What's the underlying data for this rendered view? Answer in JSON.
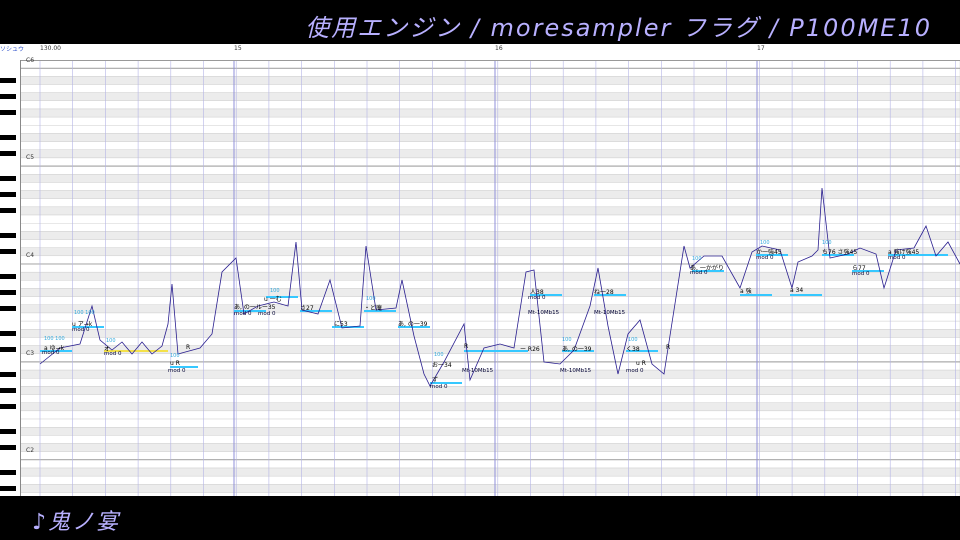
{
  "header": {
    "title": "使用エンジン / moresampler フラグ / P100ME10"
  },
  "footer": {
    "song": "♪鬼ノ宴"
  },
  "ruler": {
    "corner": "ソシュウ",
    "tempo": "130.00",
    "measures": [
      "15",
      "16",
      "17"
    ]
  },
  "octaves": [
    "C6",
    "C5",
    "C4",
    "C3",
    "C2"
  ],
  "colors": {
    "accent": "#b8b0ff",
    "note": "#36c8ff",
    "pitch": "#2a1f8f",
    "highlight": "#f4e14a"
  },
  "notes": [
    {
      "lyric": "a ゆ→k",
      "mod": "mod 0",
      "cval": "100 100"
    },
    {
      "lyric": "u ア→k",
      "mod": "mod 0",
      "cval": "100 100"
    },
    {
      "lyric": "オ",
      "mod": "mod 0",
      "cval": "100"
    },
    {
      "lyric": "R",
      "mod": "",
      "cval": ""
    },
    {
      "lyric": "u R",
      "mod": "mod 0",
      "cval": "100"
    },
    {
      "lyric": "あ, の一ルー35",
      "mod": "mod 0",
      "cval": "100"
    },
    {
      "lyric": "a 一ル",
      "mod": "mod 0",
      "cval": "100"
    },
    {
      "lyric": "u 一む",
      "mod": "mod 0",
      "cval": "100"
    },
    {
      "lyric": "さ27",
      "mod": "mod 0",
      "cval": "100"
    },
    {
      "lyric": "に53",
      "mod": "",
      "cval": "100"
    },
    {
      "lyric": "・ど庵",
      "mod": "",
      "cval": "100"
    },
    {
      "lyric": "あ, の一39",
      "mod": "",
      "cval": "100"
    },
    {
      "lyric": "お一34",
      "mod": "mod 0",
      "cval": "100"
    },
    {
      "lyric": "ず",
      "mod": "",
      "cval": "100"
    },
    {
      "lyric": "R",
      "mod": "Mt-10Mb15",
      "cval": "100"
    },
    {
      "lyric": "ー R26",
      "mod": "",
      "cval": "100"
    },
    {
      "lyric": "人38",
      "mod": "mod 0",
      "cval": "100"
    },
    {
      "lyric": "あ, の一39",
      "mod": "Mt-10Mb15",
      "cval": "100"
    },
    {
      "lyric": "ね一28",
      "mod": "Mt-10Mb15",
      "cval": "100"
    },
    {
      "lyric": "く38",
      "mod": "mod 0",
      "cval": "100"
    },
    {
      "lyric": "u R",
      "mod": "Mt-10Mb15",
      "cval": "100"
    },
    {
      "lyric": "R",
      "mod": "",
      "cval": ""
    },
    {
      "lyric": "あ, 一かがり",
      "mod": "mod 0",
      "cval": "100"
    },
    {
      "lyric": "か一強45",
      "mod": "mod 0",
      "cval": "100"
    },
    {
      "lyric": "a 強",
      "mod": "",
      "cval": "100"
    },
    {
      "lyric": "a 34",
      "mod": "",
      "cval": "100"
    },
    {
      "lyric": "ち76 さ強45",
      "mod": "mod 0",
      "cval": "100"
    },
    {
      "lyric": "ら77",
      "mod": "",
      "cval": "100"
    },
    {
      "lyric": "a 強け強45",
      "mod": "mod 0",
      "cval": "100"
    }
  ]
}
_ _ _ _ _ _ _
• [Directive]
Each record must be quoted in full and exactly. Do not include the pictures.

• [Exercise response]
What's the underlying data for this rendered view? Answer in JSON.
{
  "header": {
    "title": "使用エンジン / moresampler フラグ / P100ME10"
  },
  "footer": {
    "song": "♪鬼ノ宴"
  },
  "ruler": {
    "corner": "ソシュウ",
    "tempo": "130.00",
    "measures": [
      "15",
      "16",
      "17"
    ]
  },
  "octaves": [
    "C6",
    "C5",
    "C4",
    "C3",
    "C2"
  ],
  "colors": {
    "accent": "#b8b0ff",
    "note": "#36c8ff",
    "pitch": "#2a1f8f",
    "highlight": "#f4e14a"
  },
  "notes": [
    {
      "lyric": "a ゆ→k",
      "mod": "mod 0",
      "cval": "100 100"
    },
    {
      "lyric": "u ア→k",
      "mod": "mod 0",
      "cval": "100 100"
    },
    {
      "lyric": "オ",
      "mod": "mod 0",
      "cval": "100"
    },
    {
      "lyric": "R",
      "mod": "",
      "cval": ""
    },
    {
      "lyric": "u R",
      "mod": "mod 0",
      "cval": "100"
    },
    {
      "lyric": "あ, の一ルー35",
      "mod": "mod 0",
      "cval": "100"
    },
    {
      "lyric": "a 一ル",
      "mod": "mod 0",
      "cval": "100"
    },
    {
      "lyric": "u 一む",
      "mod": "mod 0",
      "cval": "100"
    },
    {
      "lyric": "さ27",
      "mod": "mod 0",
      "cval": "100"
    },
    {
      "lyric": "に53",
      "mod": "",
      "cval": "100"
    },
    {
      "lyric": "・ど庵",
      "mod": "",
      "cval": "100"
    },
    {
      "lyric": "あ, の一39",
      "mod": "",
      "cval": "100"
    },
    {
      "lyric": "お一34",
      "mod": "mod 0",
      "cval": "100"
    },
    {
      "lyric": "ず",
      "mod": "",
      "cval": "100"
    },
    {
      "lyric": "R",
      "mod": "Mt-10Mb15",
      "cval": "100"
    },
    {
      "lyric": "ー R26",
      "mod": "",
      "cval": "100"
    },
    {
      "lyric": "人38",
      "mod": "mod 0",
      "cval": "100"
    },
    {
      "lyric": "あ, の一39",
      "mod": "Mt-10Mb15",
      "cval": "100"
    },
    {
      "lyric": "ね一28",
      "mod": "Mt-10Mb15",
      "cval": "100"
    },
    {
      "lyric": "く38",
      "mod": "mod 0",
      "cval": "100"
    },
    {
      "lyric": "u R",
      "mod": "Mt-10Mb15",
      "cval": "100"
    },
    {
      "lyric": "R",
      "mod": "",
      "cval": ""
    },
    {
      "lyric": "あ, 一かがり",
      "mod": "mod 0",
      "cval": "100"
    },
    {
      "lyric": "か一強45",
      "mod": "mod 0",
      "cval": "100"
    },
    {
      "lyric": "a 強",
      "mod": "",
      "cval": "100"
    },
    {
      "lyric": "a 34",
      "mod": "",
      "cval": "100"
    },
    {
      "lyric": "ち76 さ強45",
      "mod": "mod 0",
      "cval": "100"
    },
    {
      "lyric": "ら77",
      "mod": "",
      "cval": "100"
    },
    {
      "lyric": "a 強け強45",
      "mod": "mod 0",
      "cval": "100"
    }
  ]
}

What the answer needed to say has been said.